[START OF Information shown]

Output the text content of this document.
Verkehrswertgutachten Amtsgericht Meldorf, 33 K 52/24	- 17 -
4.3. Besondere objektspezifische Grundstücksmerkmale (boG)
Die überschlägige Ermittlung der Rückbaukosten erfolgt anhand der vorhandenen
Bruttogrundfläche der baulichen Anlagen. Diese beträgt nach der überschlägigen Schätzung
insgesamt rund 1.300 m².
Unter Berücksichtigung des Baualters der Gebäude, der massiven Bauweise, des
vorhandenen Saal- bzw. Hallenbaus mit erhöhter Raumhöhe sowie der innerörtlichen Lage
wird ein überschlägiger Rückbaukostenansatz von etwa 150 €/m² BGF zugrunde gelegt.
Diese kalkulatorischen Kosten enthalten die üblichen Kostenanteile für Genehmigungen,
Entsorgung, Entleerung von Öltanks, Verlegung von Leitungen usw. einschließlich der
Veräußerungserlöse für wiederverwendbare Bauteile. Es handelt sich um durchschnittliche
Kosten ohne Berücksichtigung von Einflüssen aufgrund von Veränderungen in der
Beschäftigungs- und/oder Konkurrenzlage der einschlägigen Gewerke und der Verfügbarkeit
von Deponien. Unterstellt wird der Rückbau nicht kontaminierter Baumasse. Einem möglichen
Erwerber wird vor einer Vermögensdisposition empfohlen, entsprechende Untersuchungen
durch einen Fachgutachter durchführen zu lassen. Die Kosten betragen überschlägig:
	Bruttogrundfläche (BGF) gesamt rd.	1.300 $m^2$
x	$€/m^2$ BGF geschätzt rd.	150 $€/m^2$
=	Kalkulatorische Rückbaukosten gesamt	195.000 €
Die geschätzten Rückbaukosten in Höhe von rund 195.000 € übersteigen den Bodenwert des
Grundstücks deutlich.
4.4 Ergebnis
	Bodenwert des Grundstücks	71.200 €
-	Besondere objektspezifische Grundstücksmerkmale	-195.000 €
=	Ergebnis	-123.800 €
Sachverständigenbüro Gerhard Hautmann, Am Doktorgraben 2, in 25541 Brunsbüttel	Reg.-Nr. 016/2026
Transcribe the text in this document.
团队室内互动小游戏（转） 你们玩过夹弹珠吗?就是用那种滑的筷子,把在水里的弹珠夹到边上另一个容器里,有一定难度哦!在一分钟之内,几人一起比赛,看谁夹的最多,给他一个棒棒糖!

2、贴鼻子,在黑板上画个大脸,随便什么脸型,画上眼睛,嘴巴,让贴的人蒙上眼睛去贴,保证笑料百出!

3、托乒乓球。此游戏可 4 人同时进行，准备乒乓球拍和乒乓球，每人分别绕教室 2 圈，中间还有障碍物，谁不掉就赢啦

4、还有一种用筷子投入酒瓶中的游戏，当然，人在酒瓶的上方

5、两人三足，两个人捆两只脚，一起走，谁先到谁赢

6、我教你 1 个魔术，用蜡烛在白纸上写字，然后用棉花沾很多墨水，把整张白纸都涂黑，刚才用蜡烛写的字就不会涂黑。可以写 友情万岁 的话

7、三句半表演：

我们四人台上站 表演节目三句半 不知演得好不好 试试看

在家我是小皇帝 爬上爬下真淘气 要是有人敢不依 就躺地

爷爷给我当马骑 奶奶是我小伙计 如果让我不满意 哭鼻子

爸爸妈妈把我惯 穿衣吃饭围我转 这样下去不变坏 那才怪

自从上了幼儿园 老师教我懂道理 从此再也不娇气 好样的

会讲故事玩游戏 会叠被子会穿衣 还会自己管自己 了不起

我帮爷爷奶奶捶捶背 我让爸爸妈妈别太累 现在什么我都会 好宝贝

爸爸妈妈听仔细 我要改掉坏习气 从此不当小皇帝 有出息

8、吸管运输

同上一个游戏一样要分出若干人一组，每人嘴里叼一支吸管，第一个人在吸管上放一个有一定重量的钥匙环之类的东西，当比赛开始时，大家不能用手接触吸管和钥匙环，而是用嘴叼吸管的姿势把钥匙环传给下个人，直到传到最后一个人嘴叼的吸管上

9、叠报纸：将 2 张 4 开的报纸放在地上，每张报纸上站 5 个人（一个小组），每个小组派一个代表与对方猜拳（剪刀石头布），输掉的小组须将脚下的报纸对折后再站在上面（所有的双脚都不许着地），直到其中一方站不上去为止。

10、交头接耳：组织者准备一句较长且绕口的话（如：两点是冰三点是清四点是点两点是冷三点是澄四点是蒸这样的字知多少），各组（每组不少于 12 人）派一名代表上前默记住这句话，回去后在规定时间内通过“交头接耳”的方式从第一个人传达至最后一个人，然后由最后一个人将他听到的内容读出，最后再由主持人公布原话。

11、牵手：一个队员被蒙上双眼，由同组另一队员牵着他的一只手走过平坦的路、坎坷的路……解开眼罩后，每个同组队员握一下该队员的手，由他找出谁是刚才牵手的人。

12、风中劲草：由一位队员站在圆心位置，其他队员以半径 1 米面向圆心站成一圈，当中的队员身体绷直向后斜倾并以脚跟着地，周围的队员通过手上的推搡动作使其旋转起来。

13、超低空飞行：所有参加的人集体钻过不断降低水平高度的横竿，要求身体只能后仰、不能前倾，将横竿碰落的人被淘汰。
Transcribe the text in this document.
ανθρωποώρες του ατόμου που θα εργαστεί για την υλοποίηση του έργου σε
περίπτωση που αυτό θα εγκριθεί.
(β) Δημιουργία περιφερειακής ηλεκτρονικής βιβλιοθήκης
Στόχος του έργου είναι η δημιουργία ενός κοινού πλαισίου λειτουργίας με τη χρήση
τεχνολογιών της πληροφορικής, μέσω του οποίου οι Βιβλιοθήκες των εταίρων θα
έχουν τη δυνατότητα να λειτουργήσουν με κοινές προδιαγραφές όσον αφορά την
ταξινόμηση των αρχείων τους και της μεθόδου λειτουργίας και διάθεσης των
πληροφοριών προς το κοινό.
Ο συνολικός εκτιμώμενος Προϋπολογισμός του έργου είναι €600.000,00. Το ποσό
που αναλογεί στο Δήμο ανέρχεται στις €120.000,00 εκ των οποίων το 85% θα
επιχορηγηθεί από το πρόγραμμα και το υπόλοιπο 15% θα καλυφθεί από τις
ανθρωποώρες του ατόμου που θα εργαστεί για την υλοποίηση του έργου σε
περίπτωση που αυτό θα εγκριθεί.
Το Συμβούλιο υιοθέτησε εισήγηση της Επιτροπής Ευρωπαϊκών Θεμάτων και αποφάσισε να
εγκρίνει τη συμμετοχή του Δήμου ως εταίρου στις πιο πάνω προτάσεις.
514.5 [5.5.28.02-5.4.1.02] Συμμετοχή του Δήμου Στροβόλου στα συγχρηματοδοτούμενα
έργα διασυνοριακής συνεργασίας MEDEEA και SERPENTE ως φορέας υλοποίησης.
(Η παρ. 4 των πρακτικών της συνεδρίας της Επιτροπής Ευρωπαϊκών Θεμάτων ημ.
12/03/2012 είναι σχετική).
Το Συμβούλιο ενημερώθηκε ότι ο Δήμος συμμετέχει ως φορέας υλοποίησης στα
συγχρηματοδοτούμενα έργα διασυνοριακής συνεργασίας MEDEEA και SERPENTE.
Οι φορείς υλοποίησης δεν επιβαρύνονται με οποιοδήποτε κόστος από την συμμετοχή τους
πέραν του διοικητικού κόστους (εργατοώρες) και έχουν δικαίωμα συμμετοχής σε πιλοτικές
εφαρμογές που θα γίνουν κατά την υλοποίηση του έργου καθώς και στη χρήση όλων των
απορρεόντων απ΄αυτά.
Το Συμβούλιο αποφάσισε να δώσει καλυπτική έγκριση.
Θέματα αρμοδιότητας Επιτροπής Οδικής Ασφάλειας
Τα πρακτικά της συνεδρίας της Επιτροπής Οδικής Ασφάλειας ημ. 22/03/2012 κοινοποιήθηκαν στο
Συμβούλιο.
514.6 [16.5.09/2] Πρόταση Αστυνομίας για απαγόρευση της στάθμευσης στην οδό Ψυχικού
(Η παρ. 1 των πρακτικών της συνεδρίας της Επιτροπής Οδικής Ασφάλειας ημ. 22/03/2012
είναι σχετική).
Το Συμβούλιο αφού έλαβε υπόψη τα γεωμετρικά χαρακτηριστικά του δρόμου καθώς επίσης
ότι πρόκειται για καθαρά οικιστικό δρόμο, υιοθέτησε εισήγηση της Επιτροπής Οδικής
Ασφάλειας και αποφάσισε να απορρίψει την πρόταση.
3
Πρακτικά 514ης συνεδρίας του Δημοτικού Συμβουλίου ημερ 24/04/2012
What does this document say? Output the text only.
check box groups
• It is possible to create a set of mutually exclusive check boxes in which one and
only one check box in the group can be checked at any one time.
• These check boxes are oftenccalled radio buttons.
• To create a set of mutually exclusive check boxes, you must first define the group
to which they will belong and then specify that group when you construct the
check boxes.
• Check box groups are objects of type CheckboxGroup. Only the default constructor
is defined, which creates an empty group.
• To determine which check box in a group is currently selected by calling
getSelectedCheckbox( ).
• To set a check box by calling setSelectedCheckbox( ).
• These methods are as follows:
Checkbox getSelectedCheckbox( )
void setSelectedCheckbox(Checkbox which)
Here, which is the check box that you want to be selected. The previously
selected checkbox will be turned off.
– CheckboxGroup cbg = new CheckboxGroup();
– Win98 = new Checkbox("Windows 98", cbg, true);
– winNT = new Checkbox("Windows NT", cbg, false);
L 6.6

[END OF Information shown]

Which lines contain "διασυνοριακής"? Show each of them.

έργα διασυνοριακής συνεργασίας MEDEEA και SERPENTE ως φορέας υλοποίησης.
συγχρηματοδοτούμενα έργα διασυνοριακής συνεργασίας MEDEEA και SERPENTE.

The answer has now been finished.